__Action item__. Carry on the passage about the Israeli hip hop duo Cohen@Mushon, starting after its last sentence.

__Source passage__.
============================================================
Cohen@Mushon (כהן@מושון; pronounced Cohen At Mushon) are an Israeli hip hop duo comprising the rapper and record producer Michael Cohen and the actor Michael Moshonov. their musical producer and DJ is DJ Mesh. The rappers call themselves by the stage names "Cohen" and "Mushon" in reference to their last names, because they are both have the same first name, "Michael".

Cohen@Mushon's musical style is influenced mainly from the international hip hop scene.

==Music==
Cohen and Moshonov got acquainted through mutual friends in high school when they were 16 years old. They started to perform music at the beginning of the 2000s.
============================================================
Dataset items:
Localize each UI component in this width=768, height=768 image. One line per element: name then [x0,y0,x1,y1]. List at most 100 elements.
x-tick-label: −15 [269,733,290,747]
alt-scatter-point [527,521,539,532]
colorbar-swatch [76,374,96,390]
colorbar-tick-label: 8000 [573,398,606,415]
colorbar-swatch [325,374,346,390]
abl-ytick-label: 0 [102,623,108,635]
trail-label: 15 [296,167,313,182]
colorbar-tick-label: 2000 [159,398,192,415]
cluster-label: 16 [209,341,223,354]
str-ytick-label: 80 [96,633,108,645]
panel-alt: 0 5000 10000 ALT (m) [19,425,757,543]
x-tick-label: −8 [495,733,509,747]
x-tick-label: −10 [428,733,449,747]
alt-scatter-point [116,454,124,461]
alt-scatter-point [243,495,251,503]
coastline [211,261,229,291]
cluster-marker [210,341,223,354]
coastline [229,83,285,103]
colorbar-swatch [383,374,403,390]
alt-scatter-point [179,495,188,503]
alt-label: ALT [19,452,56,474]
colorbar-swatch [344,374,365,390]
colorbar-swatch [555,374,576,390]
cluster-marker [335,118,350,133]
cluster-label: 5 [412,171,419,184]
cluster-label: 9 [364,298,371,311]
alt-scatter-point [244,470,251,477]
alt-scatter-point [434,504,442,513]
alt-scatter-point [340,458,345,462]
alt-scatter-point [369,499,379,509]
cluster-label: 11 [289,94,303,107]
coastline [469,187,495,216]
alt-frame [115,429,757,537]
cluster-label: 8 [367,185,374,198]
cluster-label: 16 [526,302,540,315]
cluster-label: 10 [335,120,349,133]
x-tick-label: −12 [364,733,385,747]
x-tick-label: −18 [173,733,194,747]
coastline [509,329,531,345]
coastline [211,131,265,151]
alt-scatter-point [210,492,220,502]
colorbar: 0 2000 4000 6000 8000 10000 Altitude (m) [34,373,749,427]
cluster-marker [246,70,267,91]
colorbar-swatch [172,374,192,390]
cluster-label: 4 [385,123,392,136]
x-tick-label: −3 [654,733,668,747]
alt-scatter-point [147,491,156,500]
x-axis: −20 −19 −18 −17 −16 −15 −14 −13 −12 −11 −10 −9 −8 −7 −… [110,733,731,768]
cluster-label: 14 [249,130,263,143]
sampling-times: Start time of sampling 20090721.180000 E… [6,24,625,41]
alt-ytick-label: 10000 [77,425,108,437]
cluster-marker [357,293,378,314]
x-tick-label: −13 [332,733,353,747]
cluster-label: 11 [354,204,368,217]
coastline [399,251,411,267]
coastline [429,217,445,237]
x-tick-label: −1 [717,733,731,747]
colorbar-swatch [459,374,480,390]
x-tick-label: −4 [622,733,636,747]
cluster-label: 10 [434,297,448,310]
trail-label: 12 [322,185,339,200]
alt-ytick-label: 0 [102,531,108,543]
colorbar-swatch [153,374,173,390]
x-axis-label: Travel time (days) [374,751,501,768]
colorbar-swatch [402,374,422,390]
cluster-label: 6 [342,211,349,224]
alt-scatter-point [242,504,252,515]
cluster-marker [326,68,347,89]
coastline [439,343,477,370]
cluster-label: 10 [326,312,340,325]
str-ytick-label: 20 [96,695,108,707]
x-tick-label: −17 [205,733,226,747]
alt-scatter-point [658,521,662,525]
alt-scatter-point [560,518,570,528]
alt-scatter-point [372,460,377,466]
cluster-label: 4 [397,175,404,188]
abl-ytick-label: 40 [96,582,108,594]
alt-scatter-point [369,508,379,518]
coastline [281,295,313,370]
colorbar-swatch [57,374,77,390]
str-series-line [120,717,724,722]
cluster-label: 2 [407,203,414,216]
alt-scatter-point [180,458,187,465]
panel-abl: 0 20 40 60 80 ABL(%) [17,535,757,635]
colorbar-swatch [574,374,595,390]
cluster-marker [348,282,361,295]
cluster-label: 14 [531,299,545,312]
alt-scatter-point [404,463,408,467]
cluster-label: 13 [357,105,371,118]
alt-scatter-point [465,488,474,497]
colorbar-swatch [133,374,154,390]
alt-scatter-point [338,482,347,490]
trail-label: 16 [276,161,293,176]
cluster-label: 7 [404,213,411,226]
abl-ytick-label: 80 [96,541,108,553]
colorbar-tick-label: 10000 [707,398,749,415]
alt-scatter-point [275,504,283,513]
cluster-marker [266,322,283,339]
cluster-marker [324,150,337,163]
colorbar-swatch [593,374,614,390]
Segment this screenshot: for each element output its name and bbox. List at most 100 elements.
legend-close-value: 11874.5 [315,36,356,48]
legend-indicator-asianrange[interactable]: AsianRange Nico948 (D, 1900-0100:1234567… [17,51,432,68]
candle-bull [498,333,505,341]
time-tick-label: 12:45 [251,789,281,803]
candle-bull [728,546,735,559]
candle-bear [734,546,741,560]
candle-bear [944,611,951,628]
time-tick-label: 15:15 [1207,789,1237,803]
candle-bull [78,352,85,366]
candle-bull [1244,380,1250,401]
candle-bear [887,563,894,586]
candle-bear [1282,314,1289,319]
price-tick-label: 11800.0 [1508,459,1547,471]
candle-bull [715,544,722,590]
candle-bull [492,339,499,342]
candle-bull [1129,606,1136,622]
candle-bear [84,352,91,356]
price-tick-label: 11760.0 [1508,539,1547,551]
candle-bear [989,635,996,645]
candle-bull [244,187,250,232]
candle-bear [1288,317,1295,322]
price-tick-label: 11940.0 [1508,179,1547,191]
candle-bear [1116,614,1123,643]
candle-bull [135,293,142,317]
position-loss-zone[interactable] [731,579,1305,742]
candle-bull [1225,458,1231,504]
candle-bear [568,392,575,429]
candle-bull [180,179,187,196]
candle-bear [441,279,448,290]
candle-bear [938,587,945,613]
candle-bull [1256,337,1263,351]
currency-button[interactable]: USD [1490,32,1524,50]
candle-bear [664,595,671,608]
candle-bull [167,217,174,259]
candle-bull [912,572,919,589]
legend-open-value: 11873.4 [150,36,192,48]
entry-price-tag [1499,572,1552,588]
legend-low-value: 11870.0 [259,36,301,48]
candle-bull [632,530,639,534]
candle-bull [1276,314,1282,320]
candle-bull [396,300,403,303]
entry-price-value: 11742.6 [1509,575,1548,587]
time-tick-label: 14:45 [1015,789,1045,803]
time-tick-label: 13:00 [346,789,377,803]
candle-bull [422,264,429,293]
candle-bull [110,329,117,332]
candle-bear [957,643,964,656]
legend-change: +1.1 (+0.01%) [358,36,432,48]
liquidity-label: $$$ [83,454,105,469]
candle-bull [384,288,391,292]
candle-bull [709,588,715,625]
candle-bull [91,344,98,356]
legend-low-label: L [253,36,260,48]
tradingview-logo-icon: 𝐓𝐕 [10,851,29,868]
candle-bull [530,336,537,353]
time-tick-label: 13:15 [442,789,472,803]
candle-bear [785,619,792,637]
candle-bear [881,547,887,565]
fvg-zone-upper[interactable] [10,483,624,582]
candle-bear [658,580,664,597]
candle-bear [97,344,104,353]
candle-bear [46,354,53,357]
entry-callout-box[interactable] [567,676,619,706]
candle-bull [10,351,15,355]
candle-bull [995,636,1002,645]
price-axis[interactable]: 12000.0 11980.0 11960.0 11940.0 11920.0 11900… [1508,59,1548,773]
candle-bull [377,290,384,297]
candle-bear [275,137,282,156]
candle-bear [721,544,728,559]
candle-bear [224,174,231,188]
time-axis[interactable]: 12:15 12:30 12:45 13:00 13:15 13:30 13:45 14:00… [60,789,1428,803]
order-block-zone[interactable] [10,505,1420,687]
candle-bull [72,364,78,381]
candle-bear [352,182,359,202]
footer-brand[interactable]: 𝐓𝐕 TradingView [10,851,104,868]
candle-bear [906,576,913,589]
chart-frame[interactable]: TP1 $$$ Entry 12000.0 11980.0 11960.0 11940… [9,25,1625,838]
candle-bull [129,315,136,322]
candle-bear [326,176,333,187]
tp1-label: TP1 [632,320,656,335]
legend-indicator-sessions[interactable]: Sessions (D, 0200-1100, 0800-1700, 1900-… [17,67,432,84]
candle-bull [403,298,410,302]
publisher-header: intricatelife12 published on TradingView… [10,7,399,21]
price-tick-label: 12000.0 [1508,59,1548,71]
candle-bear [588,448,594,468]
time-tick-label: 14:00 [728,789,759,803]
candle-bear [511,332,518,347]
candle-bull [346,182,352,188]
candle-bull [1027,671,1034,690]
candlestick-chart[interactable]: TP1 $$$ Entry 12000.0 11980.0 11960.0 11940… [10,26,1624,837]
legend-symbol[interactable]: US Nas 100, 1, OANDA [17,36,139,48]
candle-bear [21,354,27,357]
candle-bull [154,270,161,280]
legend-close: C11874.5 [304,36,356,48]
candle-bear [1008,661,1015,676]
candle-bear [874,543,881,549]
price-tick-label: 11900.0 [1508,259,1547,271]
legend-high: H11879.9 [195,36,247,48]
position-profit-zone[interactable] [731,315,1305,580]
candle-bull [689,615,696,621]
============================================================
__Written response__.
In 2008 Hed Arzi released Kosher Gufani (כושר גופני), Cohen@Mushon debut album, the album produced by Cohen himself and Ori Shochat. at the same year they were nominated on the MTV Europe Music Award for Best Israeli Act. after 3 years, In 2011 they released their second album, Machshev Lekol Yeled (מחשב לכל ילד) which got many praises. After 6 years, in 2016 they released their third album Yamim Arukim (ימים ארוכים), the album includes guest appearances from Peter Roth, Ravid Plotnik, Michael Swissa, Peled and the actors Ido Mosseri and Dana Frider. the album contains samples from songs of Arik Einstein, that was a good friend of Mushon's father Moni Moshonov, the album produced by Cohen@Mushon and Ori Shochat includes guest production by the international record producer The Alchemist in the song Ein Shum Be'aya (אין שום בעיה).

== Discography ==

=== Studio albums ===

- Kosher Gufani (2008, Hed Artzi)
- Machshev Lekol Yeled (2011, Hi Fidelity)
- Yamim Arukim (2016, Unicell)

=== Mixtapes ===

- Chroimal’e MeKohav Moshe (2013, Vibetown)
- Havai Ve'Bidur (with DJ Mesh) (2016, Shigola)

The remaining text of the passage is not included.